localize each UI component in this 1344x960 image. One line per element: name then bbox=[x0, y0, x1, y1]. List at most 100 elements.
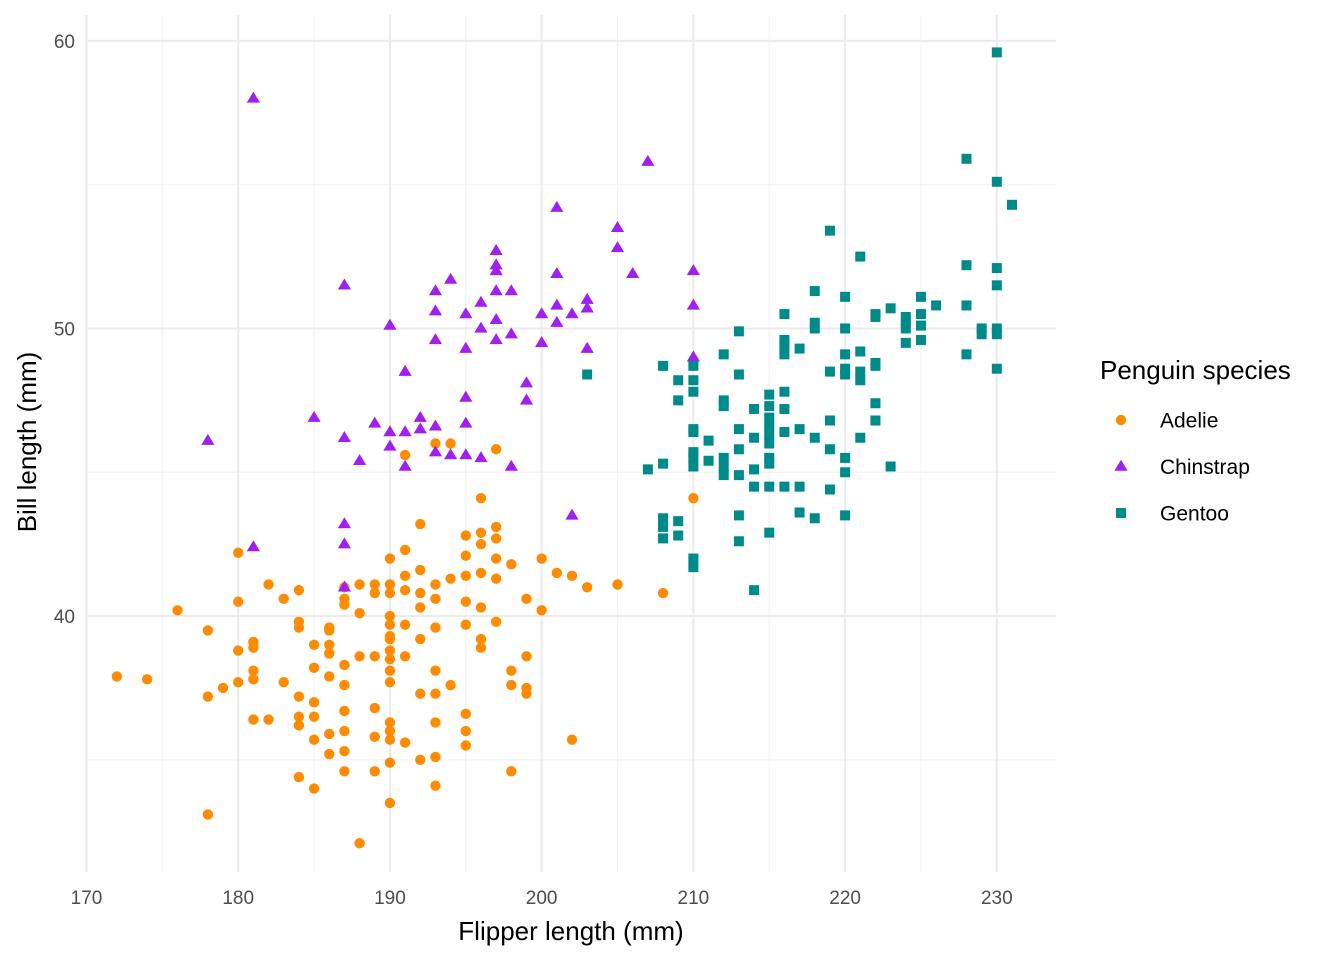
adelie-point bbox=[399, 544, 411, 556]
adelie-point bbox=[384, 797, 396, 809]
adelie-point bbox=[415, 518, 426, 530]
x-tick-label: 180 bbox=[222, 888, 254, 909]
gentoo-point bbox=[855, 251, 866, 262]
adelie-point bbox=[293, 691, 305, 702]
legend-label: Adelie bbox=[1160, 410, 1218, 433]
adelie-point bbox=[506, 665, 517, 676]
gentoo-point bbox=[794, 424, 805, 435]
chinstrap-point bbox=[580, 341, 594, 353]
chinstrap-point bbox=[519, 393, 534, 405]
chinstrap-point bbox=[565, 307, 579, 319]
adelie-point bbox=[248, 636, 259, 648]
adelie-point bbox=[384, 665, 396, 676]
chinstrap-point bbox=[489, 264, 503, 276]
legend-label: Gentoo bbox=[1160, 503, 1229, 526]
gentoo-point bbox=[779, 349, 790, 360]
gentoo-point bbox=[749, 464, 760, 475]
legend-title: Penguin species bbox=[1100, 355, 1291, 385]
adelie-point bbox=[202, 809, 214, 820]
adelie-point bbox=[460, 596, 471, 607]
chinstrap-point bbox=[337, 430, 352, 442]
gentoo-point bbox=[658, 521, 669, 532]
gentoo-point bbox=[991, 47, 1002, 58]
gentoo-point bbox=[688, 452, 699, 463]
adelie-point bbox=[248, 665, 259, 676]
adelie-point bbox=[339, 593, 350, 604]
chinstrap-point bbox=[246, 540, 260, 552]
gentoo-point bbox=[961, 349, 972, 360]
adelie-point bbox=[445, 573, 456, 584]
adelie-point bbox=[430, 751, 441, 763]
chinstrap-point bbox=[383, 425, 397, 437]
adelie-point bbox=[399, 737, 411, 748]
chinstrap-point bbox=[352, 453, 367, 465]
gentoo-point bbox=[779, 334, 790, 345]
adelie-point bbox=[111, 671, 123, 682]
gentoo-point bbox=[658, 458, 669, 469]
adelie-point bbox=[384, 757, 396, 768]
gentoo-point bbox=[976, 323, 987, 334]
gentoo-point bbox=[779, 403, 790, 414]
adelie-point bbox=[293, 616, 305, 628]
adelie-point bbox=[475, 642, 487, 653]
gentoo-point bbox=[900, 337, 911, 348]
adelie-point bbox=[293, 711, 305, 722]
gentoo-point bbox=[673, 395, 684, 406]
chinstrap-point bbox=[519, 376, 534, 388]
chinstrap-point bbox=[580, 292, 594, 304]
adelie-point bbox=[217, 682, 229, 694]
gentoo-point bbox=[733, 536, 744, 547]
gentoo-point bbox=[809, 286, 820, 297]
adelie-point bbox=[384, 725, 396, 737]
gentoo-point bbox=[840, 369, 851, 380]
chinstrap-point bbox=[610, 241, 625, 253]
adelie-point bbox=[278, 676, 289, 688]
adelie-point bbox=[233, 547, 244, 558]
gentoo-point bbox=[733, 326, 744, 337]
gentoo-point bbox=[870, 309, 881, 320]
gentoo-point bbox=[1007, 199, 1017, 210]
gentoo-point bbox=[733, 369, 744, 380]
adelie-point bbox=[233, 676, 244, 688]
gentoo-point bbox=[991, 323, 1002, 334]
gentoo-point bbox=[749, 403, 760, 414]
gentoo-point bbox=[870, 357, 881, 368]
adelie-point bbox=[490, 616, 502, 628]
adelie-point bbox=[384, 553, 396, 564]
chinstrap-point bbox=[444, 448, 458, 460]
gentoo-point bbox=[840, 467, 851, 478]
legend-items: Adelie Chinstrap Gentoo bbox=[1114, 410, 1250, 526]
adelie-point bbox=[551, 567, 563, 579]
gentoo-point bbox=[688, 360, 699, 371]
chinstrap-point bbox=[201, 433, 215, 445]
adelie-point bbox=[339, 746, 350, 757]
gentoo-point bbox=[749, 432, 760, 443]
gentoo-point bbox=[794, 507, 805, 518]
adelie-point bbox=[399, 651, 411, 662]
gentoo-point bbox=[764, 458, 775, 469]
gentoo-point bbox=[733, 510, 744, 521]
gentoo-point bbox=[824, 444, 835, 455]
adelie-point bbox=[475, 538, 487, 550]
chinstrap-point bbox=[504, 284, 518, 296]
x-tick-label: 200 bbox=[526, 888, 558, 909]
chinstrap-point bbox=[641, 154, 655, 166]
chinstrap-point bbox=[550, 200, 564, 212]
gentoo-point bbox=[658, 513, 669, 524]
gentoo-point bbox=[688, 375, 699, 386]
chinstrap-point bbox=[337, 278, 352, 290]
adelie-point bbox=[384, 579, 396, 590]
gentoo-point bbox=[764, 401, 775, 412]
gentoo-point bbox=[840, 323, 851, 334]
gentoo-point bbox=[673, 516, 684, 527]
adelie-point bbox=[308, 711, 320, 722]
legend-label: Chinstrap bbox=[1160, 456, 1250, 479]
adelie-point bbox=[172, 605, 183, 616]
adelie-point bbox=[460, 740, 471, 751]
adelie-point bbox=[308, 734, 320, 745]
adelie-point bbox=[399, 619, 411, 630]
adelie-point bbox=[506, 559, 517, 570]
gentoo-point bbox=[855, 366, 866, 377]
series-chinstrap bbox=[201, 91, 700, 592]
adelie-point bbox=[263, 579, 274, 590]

==

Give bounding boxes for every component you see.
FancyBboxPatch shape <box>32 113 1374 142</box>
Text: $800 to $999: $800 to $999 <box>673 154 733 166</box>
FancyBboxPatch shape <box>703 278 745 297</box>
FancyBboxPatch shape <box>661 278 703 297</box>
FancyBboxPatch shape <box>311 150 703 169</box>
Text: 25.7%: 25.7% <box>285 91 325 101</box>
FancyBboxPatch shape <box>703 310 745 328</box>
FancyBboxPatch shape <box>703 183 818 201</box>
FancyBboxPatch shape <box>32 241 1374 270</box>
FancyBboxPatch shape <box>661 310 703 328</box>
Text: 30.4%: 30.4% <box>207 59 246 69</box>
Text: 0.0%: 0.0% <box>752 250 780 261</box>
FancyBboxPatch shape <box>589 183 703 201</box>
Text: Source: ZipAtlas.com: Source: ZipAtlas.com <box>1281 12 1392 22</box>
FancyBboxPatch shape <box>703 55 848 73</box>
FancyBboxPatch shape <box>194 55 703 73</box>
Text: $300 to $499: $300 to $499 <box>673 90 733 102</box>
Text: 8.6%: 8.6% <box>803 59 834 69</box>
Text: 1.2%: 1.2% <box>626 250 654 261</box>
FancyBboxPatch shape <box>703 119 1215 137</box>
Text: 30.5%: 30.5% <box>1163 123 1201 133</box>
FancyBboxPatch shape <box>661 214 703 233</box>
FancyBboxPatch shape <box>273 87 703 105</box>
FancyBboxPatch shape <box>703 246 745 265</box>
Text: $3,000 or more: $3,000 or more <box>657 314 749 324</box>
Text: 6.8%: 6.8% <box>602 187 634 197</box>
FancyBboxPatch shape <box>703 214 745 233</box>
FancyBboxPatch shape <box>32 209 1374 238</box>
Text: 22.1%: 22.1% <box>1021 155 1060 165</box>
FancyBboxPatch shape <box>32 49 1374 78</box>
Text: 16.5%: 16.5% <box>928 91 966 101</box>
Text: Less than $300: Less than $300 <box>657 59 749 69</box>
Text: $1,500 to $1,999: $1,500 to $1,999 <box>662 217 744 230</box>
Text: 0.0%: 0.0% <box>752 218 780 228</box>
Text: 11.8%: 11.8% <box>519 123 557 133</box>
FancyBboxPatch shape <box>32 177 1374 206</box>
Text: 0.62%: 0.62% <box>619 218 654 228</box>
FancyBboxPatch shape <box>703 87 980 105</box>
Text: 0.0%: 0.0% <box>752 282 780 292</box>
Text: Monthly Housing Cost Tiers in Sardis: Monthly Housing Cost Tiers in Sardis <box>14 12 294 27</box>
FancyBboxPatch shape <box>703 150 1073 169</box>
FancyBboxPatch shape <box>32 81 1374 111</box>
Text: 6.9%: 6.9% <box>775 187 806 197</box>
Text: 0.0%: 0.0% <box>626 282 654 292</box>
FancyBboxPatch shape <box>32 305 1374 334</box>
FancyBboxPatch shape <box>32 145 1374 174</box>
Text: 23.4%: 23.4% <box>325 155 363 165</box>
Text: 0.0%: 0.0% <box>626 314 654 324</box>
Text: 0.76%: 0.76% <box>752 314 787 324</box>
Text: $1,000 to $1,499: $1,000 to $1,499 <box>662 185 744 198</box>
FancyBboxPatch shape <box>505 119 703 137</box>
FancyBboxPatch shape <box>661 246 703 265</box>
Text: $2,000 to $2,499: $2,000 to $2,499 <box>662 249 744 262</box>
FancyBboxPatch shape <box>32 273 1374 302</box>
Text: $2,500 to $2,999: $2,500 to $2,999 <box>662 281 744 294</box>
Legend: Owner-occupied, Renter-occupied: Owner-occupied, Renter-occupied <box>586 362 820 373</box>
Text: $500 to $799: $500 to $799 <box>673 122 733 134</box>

__WORK TO DO__.
Starting at the line of the data that has "adelie-point bbox=[399, 544, 411, 556]" and stopping after the line that has "adelie-point bbox=[248, 636, 259, 648]", rewrite those lines with "chinstrap-point" replaced by "chinstrap-marker" and nothing else changed.

__FULL OUTPUT__.
adelie-point bbox=[399, 544, 411, 556]
adelie-point bbox=[384, 797, 396, 809]
adelie-point bbox=[415, 518, 426, 530]
x-tick-label: 180 bbox=[222, 888, 254, 909]
gentoo-point bbox=[855, 251, 866, 262]
adelie-point bbox=[293, 691, 305, 702]
legend-label: Adelie bbox=[1160, 410, 1218, 433]
adelie-point bbox=[506, 665, 517, 676]
gentoo-point bbox=[794, 424, 805, 435]
chinstrap-marker bbox=[580, 341, 594, 353]
chinstrap-marker bbox=[519, 393, 534, 405]
chinstrap-marker bbox=[565, 307, 579, 319]
adelie-point bbox=[248, 636, 259, 648]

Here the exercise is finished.